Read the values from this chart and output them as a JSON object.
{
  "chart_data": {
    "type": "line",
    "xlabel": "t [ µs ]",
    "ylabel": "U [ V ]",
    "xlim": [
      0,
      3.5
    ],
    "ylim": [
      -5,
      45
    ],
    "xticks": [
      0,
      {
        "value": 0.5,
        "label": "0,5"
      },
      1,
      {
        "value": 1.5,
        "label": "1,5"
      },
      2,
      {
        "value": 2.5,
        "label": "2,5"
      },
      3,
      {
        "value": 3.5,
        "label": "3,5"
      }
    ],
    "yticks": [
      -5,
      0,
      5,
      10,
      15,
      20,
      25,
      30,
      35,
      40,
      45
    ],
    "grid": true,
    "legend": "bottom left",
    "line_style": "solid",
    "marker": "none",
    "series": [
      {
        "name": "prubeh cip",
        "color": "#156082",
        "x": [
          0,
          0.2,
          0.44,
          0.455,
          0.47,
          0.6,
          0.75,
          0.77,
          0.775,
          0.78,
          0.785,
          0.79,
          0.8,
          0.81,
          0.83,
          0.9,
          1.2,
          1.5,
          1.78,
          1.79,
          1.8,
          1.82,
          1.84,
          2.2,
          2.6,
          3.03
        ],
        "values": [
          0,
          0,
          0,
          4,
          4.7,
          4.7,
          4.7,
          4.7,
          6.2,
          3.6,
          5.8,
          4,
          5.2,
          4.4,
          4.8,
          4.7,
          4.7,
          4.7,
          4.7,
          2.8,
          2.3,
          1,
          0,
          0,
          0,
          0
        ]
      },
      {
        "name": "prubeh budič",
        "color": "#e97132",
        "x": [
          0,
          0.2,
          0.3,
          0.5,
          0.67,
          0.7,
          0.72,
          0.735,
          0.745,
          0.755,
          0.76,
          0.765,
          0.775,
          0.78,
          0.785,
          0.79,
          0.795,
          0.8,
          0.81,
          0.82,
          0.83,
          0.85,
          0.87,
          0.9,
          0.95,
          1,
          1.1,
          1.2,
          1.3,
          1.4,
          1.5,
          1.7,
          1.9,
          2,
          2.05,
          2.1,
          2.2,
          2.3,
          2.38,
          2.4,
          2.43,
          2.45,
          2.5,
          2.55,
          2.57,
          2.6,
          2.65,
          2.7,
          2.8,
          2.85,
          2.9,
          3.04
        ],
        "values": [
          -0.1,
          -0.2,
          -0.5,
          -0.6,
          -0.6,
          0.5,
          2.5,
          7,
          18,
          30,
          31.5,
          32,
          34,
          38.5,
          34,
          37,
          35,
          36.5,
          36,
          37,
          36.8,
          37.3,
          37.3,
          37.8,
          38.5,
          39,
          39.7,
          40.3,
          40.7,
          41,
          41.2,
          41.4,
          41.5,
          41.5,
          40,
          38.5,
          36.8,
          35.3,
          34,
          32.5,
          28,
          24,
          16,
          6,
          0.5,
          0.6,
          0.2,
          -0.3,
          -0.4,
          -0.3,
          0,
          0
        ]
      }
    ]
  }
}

* * *

# TASK DESCRIPTION
Output the data above exactly, please, line for line.

# ANSWER TO THIS TASK
Read the values from this chart and output them as a JSON object.
{
  "chart_data": {
    "type": "line",
    "xlabel": "t [ µs ]",
    "ylabel": "U [ V ]",
    "xlim": [
      0,
      3.5
    ],
    "ylim": [
      -5,
      45
    ],
    "xticks": [
      0,
      {
        "value": 0.5,
        "label": "0,5"
      },
      1,
      {
        "value": 1.5,
        "label": "1,5"
      },
      2,
      {
        "value": 2.5,
        "label": "2,5"
      },
      3,
      {
        "value": 3.5,
        "label": "3,5"
      }
    ],
    "yticks": [
      -5,
      0,
      5,
      10,
      15,
      20,
      25,
      30,
      35,
      40,
      45
    ],
    "grid": true,
    "legend": "bottom left",
    "line_style": "solid",
    "marker": "none",
    "series": [
      {
        "name": "prubeh cip",
        "color": "#156082",
        "x": [
          0,
          0.2,
          0.44,
          0.455,
          0.47,
          0.6,
          0.75,
          0.77,
          0.775,
          0.78,
          0.785,
          0.79,
          0.8,
          0.81,
          0.83,
          0.9,
          1.2,
          1.5,
          1.78,
          1.79,
          1.8,
          1.82,
          1.84,
          2.2,
          2.6,
          3.03
        ],
        "values": [
          0,
          0,
          0,
          4,
          4.7,
          4.7,
          4.7,
          4.7,
          6.2,
          3.6,
          5.8,
          4,
          5.2,
          4.4,
          4.8,
          4.7,
          4.7,
          4.7,
          4.7,
          2.8,
          2.3,
          1,
          0,
          0,
          0,
          0
        ]
      },
      {
        "name": "prubeh budič",
        "color": "#e97132",
        "x": [
          0,
          0.2,
          0.3,
          0.5,
          0.67,
          0.7,
          0.72,
          0.735,
          0.745,
          0.755,
          0.76,
          0.765,
          0.775,
          0.78,
          0.785,
          0.79,
          0.795,
          0.8,
          0.81,
          0.82,
          0.83,
          0.85,
          0.87,
          0.9,
          0.95,
          1,
          1.1,
          1.2,
          1.3,
          1.4,
          1.5,
          1.7,
          1.9,
          2,
          2.05,
          2.1,
          2.2,
          2.3,
          2.38,
          2.4,
          2.43,
          2.45,
          2.5,
          2.55,
          2.57,
          2.6,
          2.65,
          2.7,
          2.8,
          2.85,
          2.9,
          3.04
        ],
        "values": [
          -0.1,
          -0.2,
          -0.5,
          -0.6,
          -0.6,
          0.5,
          2.5,
          7,
          18,
          30,
          31.5,
          32,
          34,
          38.5,
          34,
          37,
          35,
          36.5,
          36,
          37,
          36.8,
          37.3,
          37.3,
          37.8,
          38.5,
          39,
          39.7,
          40.3,
          40.7,
          41,
          41.2,
          41.4,
          41.5,
          41.5,
          40,
          38.5,
          36.8,
          35.3,
          34,
          32.5,
          28,
          24,
          16,
          6,
          0.5,
          0.6,
          0.2,
          -0.3,
          -0.4,
          -0.3,
          0,
          0
        ]
      }
    ]
  }
}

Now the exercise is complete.